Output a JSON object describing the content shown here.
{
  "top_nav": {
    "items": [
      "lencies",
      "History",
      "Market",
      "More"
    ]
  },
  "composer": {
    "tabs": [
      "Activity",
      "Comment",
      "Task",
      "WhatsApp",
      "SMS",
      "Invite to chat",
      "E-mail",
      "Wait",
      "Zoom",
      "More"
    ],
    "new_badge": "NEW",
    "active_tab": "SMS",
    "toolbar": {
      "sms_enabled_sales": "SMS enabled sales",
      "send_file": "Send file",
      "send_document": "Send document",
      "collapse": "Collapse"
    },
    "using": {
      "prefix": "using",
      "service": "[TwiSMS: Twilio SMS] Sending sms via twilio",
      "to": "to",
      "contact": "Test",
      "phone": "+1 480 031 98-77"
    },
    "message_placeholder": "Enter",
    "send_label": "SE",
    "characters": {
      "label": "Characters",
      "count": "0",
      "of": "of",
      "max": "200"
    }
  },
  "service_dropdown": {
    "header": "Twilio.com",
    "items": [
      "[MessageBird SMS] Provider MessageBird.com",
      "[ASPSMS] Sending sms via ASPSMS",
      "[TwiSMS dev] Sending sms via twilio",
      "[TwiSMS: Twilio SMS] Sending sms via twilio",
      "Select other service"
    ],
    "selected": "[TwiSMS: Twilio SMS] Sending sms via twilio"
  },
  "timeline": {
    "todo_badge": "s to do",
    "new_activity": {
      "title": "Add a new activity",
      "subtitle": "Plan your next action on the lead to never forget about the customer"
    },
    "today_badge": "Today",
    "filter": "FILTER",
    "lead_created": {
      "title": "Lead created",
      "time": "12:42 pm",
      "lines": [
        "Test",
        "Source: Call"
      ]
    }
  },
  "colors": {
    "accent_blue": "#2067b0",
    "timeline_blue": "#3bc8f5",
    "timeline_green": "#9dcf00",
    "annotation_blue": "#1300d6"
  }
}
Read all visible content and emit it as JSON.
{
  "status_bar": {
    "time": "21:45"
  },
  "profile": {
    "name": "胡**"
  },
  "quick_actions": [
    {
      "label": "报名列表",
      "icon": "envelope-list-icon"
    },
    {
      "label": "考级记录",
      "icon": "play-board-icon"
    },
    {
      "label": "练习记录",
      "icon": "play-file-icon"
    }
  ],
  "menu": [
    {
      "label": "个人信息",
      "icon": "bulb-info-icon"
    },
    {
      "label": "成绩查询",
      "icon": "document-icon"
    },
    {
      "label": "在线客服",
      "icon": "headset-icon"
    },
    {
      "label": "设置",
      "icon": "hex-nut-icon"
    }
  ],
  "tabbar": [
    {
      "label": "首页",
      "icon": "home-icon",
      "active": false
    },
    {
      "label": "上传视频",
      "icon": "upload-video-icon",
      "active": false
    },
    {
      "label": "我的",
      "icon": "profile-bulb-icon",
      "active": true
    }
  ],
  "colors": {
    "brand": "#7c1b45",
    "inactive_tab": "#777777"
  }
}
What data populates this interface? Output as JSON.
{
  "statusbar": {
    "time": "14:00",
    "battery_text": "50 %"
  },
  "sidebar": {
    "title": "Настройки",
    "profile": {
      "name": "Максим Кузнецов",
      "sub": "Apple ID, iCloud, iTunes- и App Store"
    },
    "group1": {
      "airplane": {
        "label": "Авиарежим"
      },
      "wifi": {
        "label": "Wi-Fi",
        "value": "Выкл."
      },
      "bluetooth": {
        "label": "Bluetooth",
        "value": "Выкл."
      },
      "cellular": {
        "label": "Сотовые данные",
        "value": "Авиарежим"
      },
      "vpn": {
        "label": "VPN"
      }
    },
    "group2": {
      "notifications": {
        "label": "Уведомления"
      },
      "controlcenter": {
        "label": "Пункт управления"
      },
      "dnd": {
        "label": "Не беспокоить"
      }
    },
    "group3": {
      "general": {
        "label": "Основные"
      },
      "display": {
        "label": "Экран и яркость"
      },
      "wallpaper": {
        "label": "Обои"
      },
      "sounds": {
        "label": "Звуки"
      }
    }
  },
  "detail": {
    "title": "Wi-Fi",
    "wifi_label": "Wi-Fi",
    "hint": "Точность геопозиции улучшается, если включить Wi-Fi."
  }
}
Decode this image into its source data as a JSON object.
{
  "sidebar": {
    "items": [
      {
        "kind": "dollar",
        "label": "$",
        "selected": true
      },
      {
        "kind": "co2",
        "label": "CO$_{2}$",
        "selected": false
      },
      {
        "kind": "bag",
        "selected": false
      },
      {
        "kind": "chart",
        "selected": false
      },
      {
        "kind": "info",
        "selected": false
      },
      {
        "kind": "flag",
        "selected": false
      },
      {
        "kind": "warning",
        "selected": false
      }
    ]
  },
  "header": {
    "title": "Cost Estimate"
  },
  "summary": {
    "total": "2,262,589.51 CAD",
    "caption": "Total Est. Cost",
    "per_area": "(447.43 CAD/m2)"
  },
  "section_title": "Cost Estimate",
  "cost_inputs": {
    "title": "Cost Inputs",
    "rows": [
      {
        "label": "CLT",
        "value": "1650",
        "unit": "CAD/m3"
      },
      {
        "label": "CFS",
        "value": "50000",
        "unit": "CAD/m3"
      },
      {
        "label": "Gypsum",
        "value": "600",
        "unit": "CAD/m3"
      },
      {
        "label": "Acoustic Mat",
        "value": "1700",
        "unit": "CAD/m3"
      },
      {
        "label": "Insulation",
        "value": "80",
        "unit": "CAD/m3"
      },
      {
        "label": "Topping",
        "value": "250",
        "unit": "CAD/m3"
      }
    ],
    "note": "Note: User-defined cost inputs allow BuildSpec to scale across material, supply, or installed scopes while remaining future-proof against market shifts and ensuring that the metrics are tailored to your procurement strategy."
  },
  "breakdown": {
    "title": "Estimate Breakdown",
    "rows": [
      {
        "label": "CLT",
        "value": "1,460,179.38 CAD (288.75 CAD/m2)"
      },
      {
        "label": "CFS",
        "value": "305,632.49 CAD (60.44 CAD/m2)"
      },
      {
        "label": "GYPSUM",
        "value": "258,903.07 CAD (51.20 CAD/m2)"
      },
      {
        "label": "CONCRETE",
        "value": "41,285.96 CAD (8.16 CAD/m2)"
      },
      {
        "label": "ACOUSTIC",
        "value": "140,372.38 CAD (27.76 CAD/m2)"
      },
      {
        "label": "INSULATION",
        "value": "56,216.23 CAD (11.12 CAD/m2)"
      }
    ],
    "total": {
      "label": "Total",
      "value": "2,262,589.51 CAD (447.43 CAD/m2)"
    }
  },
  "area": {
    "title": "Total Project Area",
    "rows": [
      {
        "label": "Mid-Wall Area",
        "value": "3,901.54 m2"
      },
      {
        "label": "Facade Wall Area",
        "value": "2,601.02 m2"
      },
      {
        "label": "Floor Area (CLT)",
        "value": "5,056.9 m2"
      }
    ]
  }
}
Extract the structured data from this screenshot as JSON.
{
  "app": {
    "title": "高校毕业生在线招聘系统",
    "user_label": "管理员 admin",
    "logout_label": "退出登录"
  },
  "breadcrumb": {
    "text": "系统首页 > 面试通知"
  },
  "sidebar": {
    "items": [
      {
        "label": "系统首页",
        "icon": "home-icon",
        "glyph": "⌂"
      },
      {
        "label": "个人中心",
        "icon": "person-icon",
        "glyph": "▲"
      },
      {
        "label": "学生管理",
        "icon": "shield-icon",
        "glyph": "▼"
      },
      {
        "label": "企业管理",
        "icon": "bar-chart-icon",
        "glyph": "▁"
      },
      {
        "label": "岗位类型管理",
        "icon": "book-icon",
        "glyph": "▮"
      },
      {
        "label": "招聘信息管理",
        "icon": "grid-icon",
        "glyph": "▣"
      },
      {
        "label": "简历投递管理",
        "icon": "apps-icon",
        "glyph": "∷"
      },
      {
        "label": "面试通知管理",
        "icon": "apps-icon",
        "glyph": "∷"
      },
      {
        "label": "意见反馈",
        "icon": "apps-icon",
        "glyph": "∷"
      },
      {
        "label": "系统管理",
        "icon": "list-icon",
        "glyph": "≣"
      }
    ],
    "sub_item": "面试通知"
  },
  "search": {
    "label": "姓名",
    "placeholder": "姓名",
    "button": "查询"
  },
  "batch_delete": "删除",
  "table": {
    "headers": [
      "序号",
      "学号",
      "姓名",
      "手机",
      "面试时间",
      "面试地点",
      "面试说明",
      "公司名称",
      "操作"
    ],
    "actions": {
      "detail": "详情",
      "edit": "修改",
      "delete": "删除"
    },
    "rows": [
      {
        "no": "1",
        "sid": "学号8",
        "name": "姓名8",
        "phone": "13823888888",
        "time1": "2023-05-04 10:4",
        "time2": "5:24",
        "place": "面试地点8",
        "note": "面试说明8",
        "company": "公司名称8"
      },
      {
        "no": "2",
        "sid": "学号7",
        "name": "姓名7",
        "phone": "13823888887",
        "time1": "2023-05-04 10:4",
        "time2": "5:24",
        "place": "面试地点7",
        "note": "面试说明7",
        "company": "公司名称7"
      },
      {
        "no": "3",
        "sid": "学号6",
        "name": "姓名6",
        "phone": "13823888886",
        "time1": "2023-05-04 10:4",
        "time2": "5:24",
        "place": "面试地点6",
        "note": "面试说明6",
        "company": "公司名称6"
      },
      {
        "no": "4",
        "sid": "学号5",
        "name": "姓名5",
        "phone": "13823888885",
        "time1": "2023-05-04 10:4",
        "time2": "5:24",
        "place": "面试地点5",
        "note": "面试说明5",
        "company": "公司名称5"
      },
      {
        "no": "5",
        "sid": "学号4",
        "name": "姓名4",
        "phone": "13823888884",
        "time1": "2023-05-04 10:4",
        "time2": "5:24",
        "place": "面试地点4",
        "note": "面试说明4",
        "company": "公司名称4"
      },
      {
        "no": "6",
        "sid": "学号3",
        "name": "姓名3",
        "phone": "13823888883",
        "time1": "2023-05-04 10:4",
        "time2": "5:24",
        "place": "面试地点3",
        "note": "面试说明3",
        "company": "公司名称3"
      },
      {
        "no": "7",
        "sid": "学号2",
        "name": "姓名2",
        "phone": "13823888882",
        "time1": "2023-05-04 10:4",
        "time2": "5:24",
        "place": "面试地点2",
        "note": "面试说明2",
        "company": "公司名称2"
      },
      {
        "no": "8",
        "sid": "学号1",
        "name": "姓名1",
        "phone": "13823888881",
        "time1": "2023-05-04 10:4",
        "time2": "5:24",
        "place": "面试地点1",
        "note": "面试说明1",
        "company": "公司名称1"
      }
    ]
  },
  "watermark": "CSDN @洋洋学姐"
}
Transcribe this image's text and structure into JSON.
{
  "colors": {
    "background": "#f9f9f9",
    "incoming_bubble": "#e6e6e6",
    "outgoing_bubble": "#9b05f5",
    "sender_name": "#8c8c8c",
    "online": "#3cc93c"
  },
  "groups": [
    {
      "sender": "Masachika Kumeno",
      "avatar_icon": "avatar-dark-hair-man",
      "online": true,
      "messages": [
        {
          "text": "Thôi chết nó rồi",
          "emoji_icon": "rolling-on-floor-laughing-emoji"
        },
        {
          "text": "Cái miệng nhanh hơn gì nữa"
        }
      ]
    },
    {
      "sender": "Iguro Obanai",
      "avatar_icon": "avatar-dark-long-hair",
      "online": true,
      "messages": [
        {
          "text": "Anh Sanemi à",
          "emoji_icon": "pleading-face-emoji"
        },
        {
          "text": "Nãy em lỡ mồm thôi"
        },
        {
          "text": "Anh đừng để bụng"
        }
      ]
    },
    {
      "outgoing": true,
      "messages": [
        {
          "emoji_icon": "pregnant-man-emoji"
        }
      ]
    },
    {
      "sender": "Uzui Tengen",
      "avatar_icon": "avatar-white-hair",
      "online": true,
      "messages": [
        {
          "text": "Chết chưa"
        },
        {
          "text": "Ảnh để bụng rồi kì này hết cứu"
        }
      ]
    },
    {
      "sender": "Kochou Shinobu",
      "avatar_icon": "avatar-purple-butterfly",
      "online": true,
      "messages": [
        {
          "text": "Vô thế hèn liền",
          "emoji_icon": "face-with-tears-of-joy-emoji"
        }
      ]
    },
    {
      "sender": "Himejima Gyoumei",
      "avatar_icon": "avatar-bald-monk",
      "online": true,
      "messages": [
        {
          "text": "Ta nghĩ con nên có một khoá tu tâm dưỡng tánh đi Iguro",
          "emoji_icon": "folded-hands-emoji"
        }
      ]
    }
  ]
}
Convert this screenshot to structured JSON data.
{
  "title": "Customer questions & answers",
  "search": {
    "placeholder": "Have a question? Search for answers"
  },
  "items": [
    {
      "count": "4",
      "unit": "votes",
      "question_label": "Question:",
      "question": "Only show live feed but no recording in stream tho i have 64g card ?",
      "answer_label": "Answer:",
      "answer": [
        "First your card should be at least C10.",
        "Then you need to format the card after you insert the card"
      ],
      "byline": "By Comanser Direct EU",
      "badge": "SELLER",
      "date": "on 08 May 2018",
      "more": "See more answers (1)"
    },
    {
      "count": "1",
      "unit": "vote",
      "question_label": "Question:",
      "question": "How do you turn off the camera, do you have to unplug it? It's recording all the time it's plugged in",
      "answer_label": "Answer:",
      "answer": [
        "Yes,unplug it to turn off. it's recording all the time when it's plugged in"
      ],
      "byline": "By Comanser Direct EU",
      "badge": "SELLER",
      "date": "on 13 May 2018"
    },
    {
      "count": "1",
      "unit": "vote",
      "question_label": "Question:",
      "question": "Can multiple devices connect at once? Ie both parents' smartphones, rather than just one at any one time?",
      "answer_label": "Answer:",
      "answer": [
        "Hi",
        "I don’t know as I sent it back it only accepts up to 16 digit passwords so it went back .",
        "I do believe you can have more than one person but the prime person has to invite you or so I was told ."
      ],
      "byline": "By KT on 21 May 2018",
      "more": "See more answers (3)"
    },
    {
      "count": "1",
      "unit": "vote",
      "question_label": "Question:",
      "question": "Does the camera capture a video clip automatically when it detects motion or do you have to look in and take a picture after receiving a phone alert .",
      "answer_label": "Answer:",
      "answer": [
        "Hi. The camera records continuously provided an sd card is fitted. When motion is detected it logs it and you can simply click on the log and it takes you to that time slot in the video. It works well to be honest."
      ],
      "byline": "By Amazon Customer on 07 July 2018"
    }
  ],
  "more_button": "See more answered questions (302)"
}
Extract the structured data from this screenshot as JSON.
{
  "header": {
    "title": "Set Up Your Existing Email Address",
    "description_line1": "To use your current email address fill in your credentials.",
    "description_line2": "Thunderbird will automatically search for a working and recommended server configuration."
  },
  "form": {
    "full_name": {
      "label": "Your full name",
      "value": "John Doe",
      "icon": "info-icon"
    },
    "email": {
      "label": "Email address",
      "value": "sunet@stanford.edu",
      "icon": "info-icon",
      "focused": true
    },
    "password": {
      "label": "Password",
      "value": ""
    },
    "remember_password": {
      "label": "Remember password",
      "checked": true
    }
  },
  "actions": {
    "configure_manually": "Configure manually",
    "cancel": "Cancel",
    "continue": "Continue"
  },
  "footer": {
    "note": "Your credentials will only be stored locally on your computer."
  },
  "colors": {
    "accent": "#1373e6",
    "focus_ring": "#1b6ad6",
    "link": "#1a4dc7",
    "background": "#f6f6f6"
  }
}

============================================================

_Directions_. Check each line of the entries above, and show every one holding the word "credentials".

_Answer to the problem_.
    "description_line1": "To use your current email address fill in your credentials.",
    "note": "Your credentials will only be stored locally on your computer."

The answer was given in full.